Exercise directions >> Pull out every line with the word "true".

Provided information >>
* * *
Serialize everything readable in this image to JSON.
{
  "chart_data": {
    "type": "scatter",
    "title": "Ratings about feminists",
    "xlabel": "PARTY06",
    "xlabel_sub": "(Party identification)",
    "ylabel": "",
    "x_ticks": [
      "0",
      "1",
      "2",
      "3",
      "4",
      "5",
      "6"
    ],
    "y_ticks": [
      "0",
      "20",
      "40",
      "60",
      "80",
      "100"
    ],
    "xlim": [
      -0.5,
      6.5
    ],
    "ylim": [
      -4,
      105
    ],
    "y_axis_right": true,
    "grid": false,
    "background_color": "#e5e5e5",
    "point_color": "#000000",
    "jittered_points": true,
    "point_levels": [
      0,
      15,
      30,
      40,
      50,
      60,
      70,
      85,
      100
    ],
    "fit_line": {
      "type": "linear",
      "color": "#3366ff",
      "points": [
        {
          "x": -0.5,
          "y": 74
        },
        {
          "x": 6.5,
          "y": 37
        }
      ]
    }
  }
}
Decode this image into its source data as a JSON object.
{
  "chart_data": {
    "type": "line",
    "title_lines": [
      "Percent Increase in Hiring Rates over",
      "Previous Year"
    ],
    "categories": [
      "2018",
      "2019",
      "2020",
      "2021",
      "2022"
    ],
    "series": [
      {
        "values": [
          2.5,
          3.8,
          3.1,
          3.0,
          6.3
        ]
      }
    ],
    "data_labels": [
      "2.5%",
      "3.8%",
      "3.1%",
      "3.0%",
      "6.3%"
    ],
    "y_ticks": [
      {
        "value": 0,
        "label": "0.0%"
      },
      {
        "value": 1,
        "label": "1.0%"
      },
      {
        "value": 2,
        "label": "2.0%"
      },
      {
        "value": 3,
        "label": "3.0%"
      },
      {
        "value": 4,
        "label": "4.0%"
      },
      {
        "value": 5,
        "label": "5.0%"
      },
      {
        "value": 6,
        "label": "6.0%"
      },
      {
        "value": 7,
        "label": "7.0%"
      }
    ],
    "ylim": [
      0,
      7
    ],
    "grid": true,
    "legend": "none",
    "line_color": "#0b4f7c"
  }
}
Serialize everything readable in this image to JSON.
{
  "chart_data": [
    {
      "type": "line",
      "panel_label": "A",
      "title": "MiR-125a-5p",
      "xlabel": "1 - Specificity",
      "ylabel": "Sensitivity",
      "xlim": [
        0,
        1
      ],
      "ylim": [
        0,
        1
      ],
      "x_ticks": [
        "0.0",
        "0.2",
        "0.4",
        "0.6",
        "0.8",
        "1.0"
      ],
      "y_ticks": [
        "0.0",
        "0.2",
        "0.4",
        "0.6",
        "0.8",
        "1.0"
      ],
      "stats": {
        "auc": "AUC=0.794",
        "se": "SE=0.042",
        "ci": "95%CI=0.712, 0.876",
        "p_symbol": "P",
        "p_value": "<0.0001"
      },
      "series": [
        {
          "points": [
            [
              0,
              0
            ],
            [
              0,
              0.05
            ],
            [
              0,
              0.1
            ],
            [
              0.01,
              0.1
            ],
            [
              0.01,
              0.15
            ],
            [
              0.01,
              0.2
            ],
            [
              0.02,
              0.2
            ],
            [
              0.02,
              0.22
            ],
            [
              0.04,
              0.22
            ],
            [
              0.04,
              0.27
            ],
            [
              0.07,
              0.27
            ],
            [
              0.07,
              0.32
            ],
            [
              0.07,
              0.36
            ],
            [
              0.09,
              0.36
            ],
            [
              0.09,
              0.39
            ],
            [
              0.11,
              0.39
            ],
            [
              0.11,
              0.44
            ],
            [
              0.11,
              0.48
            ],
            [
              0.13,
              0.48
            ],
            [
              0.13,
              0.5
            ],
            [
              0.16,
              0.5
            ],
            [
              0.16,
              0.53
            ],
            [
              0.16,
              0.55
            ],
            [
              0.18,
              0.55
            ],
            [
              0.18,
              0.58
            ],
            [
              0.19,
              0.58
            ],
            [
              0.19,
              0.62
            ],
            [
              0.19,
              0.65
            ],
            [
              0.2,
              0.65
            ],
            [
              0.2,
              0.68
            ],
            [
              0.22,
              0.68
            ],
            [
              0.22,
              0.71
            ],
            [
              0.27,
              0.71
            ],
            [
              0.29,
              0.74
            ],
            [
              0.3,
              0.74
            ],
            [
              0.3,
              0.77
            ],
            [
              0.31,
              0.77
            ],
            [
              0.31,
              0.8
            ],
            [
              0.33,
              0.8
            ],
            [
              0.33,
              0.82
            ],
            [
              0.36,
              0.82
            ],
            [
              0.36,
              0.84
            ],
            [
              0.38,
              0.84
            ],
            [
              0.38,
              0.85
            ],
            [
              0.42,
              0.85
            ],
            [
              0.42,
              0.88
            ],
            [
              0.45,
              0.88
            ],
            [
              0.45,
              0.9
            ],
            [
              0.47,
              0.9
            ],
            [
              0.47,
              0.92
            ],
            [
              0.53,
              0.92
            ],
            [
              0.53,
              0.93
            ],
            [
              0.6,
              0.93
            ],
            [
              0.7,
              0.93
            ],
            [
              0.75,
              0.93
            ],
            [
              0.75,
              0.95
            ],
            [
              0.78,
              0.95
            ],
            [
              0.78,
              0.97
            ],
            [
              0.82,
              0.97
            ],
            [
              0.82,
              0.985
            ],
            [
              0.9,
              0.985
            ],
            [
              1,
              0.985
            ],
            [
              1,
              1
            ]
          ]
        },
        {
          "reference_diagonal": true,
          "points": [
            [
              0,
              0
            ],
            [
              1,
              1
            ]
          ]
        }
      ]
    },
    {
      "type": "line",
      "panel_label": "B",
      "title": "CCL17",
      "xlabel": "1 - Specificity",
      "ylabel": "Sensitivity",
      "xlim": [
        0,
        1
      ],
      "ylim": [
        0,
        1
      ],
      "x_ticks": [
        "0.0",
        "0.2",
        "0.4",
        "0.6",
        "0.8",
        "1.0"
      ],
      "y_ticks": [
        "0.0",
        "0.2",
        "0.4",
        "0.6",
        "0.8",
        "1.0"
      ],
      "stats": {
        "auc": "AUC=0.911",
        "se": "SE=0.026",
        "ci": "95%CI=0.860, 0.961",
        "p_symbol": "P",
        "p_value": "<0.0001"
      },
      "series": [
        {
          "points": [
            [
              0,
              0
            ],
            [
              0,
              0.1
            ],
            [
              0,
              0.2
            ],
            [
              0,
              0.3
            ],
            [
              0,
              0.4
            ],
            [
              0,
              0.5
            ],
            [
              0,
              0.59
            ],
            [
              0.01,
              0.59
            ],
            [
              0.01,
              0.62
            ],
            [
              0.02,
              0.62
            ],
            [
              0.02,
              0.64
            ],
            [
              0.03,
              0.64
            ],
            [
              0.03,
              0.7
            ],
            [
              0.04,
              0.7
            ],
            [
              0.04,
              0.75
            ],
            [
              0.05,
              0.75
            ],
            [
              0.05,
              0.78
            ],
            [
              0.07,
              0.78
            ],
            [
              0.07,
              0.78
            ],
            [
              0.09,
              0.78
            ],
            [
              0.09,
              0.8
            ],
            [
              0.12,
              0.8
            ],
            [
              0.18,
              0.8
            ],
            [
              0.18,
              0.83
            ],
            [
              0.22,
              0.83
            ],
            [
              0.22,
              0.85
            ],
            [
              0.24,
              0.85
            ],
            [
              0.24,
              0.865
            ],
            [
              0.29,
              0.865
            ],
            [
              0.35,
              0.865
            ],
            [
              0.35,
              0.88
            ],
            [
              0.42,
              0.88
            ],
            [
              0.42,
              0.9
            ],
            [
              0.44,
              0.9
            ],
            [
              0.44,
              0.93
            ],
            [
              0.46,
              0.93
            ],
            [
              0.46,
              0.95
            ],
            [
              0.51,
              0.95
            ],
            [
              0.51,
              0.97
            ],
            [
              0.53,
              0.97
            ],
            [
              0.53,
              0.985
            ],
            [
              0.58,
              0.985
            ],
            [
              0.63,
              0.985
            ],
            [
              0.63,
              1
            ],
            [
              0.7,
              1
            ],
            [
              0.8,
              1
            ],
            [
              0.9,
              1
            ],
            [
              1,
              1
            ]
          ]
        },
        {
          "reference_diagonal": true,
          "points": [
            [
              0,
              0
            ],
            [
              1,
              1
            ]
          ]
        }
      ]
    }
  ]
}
* * *
Reply >>
    "y_axis_right": true,
    "jittered_points": true,
    "grid": true,
          "reference_diagonal": true,
          "reference_diagonal": true,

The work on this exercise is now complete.